Repeat the listing below in full, exactly as it stands.

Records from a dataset
□ □ □ □ □
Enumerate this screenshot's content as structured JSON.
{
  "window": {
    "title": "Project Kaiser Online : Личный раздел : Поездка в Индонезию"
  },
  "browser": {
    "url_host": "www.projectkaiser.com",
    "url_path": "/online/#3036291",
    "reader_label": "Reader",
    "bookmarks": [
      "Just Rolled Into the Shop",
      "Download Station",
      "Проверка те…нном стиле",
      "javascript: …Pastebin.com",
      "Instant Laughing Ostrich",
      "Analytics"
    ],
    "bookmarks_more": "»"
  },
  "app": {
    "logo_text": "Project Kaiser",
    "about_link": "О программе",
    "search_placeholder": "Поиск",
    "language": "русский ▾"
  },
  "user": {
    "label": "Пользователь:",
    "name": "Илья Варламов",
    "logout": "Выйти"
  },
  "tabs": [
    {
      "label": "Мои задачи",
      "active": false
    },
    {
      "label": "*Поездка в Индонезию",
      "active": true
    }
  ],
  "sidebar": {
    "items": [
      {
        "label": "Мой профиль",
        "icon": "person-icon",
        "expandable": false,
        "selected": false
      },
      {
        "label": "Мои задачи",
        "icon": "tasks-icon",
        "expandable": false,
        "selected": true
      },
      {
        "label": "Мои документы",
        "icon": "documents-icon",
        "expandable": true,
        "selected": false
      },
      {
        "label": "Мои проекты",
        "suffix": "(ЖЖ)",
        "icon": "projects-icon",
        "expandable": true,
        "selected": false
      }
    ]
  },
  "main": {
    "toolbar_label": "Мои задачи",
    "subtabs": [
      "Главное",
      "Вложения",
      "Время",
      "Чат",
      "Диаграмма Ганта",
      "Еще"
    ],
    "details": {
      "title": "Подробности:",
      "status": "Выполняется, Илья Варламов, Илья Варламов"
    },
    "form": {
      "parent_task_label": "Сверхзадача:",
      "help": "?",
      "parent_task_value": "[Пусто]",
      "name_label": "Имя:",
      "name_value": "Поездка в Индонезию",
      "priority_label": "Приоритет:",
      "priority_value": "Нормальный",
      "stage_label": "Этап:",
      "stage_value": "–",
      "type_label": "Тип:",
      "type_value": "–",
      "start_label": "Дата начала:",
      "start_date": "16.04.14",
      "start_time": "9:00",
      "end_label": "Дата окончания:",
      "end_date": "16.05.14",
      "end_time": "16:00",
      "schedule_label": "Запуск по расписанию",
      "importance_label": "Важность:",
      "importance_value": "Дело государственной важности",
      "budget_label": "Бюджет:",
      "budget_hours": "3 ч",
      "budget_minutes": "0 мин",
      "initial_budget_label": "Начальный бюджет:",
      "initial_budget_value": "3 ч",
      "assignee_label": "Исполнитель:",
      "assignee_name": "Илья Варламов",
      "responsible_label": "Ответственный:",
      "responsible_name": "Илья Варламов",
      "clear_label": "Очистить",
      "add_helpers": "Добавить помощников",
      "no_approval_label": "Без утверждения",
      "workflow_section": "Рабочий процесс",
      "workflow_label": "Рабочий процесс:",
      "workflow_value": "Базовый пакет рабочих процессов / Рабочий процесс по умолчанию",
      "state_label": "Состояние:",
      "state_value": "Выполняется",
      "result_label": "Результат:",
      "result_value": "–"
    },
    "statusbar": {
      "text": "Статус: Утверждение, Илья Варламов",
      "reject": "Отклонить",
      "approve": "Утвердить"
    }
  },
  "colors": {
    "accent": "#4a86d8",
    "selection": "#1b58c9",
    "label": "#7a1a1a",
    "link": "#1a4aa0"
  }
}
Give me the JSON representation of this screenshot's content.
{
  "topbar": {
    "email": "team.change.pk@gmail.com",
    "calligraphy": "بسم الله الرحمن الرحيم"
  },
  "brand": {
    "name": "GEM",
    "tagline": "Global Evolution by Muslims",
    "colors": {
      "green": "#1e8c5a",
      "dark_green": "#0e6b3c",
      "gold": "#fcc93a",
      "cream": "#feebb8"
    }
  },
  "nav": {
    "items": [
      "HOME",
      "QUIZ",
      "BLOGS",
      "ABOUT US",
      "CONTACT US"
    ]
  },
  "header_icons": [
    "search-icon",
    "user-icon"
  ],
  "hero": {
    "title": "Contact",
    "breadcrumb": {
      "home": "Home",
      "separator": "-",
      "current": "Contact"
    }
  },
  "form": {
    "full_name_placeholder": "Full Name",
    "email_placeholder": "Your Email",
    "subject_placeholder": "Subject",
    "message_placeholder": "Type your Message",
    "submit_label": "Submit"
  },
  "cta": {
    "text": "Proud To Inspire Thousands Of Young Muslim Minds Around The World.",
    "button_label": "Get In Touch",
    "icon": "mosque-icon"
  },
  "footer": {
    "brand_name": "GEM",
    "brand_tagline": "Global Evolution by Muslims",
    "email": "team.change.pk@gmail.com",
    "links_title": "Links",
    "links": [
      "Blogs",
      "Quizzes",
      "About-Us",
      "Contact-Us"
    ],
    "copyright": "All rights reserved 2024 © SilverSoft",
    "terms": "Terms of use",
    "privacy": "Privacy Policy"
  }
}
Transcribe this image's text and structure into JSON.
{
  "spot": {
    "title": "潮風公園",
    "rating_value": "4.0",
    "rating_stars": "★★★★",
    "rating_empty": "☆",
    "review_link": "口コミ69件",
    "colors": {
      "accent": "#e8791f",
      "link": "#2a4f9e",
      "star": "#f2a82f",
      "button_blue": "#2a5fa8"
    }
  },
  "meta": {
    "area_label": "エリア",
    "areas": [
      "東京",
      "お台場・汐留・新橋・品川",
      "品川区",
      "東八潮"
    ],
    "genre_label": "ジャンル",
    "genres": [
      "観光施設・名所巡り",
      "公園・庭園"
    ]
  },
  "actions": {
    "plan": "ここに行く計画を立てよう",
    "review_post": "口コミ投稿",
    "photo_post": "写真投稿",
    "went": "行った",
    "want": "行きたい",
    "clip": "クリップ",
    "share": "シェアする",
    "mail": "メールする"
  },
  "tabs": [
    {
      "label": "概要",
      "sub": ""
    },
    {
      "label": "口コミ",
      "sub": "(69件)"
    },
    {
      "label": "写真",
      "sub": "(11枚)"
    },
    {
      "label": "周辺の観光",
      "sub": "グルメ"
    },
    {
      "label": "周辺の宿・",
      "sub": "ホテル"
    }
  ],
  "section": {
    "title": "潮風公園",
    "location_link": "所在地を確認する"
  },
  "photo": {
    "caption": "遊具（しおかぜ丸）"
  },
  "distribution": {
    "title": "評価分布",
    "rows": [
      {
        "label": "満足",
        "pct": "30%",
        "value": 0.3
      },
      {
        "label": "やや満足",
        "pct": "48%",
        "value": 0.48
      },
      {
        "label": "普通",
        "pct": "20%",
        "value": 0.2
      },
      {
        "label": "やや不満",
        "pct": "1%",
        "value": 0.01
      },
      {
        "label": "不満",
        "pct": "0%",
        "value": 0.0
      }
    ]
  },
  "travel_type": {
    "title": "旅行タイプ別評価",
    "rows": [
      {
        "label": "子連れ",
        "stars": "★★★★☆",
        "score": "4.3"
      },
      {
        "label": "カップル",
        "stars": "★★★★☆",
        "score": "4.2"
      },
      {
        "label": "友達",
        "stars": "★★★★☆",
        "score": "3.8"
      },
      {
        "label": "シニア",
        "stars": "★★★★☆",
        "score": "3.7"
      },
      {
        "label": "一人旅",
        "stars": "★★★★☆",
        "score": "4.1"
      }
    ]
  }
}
□ □ □ □ □
### The output:
Enumerate this screenshot's content as structured JSON.
{
  "window": {
    "title": "Project Kaiser Online : Личный раздел : Поездка в Индонезию"
  },
  "browser": {
    "url_host": "www.projectkaiser.com",
    "url_path": "/online/#3036291",
    "reader_label": "Reader",
    "bookmarks": [
      "Just Rolled Into the Shop",
      "Download Station",
      "Проверка те…нном стиле",
      "javascript: …Pastebin.com",
      "Instant Laughing Ostrich",
      "Analytics"
    ],
    "bookmarks_more": "»"
  },
  "app": {
    "logo_text": "Project Kaiser",
    "about_link": "О программе",
    "search_placeholder": "Поиск",
    "language": "русский ▾"
  },
  "user": {
    "label": "Пользователь:",
    "name": "Илья Варламов",
    "logout": "Выйти"
  },
  "tabs": [
    {
      "label": "Мои задачи",
      "active": false
    },
    {
      "label": "*Поездка в Индонезию",
      "active": true
    }
  ],
  "sidebar": {
    "items": [
      {
        "label": "Мой профиль",
        "icon": "person-icon",
        "expandable": false,
        "selected": false
      },
      {
        "label": "Мои задачи",
        "icon": "tasks-icon",
        "expandable": false,
        "selected": true
      },
      {
        "label": "Мои документы",
        "icon": "documents-icon",
        "expandable": true,
        "selected": false
      },
      {
        "label": "Мои проекты",
        "suffix": "(ЖЖ)",
        "icon": "projects-icon",
        "expandable": true,
        "selected": false
      }
    ]
  },
  "main": {
    "toolbar_label": "Мои задачи",
    "subtabs": [
      "Главное",
      "Вложения",
      "Время",
      "Чат",
      "Диаграмма Ганта",
      "Еще"
    ],
    "details": {
      "title": "Подробности:",
      "status": "Выполняется, Илья Варламов, Илья Варламов"
    },
    "form": {
      "parent_task_label": "Сверхзадача:",
      "help": "?",
      "parent_task_value": "[Пусто]",
      "name_label": "Имя:",
      "name_value": "Поездка в Индонезию",
      "priority_label": "Приоритет:",
      "priority_value": "Нормальный",
      "stage_label": "Этап:",
      "stage_value": "–",
      "type_label": "Тип:",
      "type_value": "–",
      "start_label": "Дата начала:",
      "start_date": "16.04.14",
      "start_time": "9:00",
      "end_label": "Дата окончания:",
      "end_date": "16.05.14",
      "end_time": "16:00",
      "schedule_label": "Запуск по расписанию",
      "importance_label": "Важность:",
      "importance_value": "Дело государственной важности",
      "budget_label": "Бюджет:",
      "budget_hours": "3 ч",
      "budget_minutes": "0 мин",
      "initial_budget_label": "Начальный бюджет:",
      "initial_budget_value": "3 ч",
      "assignee_label": "Исполнитель:",
      "assignee_name": "Илья Варламов",
      "responsible_label": "Ответственный:",
      "responsible_name": "Илья Варламов",
      "clear_label": "Очистить",
      "add_helpers": "Добавить помощников",
      "no_approval_label": "Без утверждения",
      "workflow_section": "Рабочий процесс",
      "workflow_label": "Рабочий процесс:",
      "workflow_value": "Базовый пакет рабочих процессов / Рабочий процесс по умолчанию",
      "state_label": "Состояние:",
      "state_value": "Выполняется",
      "result_label": "Результат:",
      "result_value": "–"
    },
    "statusbar": {
      "text": "Статус: Утверждение, Илья Варламов",
      "reject": "Отклонить",
      "approve": "Утвердить"
    }
  },
  "colors": {
    "accent": "#4a86d8",
    "selection": "#1b58c9",
    "label": "#7a1a1a",
    "link": "#1a4aa0"
  }
}
Give me the JSON representation of this screenshot's content.
{
  "topbar": {
    "email": "team.change.pk@gmail.com",
    "calligraphy": "بسم الله الرحمن الرحيم"
  },
  "brand": {
    "name": "GEM",
    "tagline": "Global Evolution by Muslims",
    "colors": {
      "green": "#1e8c5a",
      "dark_green": "#0e6b3c",
      "gold": "#fcc93a",
      "cream": "#feebb8"
    }
  },
  "nav": {
    "items": [
      "HOME",
      "QUIZ",
      "BLOGS",
      "ABOUT US",
      "CONTACT US"
    ]
  },
  "header_icons": [
    "search-icon",
    "user-icon"
  ],
  "hero": {
    "title": "Contact",
    "breadcrumb": {
      "home": "Home",
      "separator": "-",
      "current": "Contact"
    }
  },
  "form": {
    "full_name_placeholder": "Full Name",
    "email_placeholder": "Your Email",
    "subject_placeholder": "Subject",
    "message_placeholder": "Type your Message",
    "submit_label": "Submit"
  },
  "cta": {
    "text": "Proud To Inspire Thousands Of Young Muslim Minds Around The World.",
    "button_label": "Get In Touch",
    "icon": "mosque-icon"
  },
  "footer": {
    "brand_name": "GEM",
    "brand_tagline": "Global Evolution by Muslims",
    "email": "team.change.pk@gmail.com",
    "links_title": "Links",
    "links": [
      "Blogs",
      "Quizzes",
      "About-Us",
      "Contact-Us"
    ],
    "copyright": "All rights reserved 2024 © SilverSoft",
    "terms": "Terms of use",
    "privacy": "Privacy Policy"
  }
}
Transcribe this image's text and structure into JSON.
{
  "spot": {
    "title": "潮風公園",
    "rating_value": "4.0",
    "rating_stars": "★★★★",
    "rating_empty": "☆",
    "review_link": "口コミ69件",
    "colors": {
      "accent": "#e8791f",
      "link": "#2a4f9e",
      "star": "#f2a82f",
      "button_blue": "#2a5fa8"
    }
  },
  "meta": {
    "area_label": "エリア",
    "areas": [
      "東京",
      "お台場・汐留・新橋・品川",
      "品川区",
      "東八潮"
    ],
    "genre_label": "ジャンル",
    "genres": [
      "観光施設・名所巡り",
      "公園・庭園"
    ]
  },
  "actions": {
    "plan": "ここに行く計画を立てよう",
    "review_post": "口コミ投稿",
    "photo_post": "写真投稿",
    "went": "行った",
    "want": "行きたい",
    "clip": "クリップ",
    "share": "シェアする",
    "mail": "メールする"
  },
  "tabs": [
    {
      "label": "概要",
      "sub": ""
    },
    {
      "label": "口コミ",
      "sub": "(69件)"
    },
    {
      "label": "写真",
      "sub": "(11枚)"
    },
    {
      "label": "周辺の観光",
      "sub": "グルメ"
    },
    {
      "label": "周辺の宿・",
      "sub": "ホテル"
    }
  ],
  "section": {
    "title": "潮風公園",
    "location_link": "所在地を確認する"
  },
  "photo": {
    "caption": "遊具（しおかぜ丸）"
  },
  "distribution": {
    "title": "評価分布",
    "rows": [
      {
        "label": "満足",
        "pct": "30%",
        "value": 0.3
      },
      {
        "label": "やや満足",
        "pct": "48%",
        "value": 0.48
      },
      {
        "label": "普通",
        "pct": "20%",
        "value": 0.2
      },
      {
        "label": "やや不満",
        "pct": "1%",
        "value": 0.01
      },
      {
        "label": "不満",
        "pct": "0%",
        "value": 0.0
      }
    ]
  },
  "travel_type": {
    "title": "旅行タイプ別評価",
    "rows": [
      {
        "label": "子連れ",
        "stars": "★★★★☆",
        "score": "4.3"
      },
      {
        "label": "カップル",
        "stars": "★★★★☆",
        "score": "4.2"
      },
      {
        "label": "友達",
        "stars": "★★★★☆",
        "score": "3.8"
      },
      {
        "label": "シニア",
        "stars": "★★★★☆",
        "score": "3.7"
      },
      {
        "label": "一人旅",
        "stars": "★★★★☆",
        "score": "4.1"
      }
    ]
  }
}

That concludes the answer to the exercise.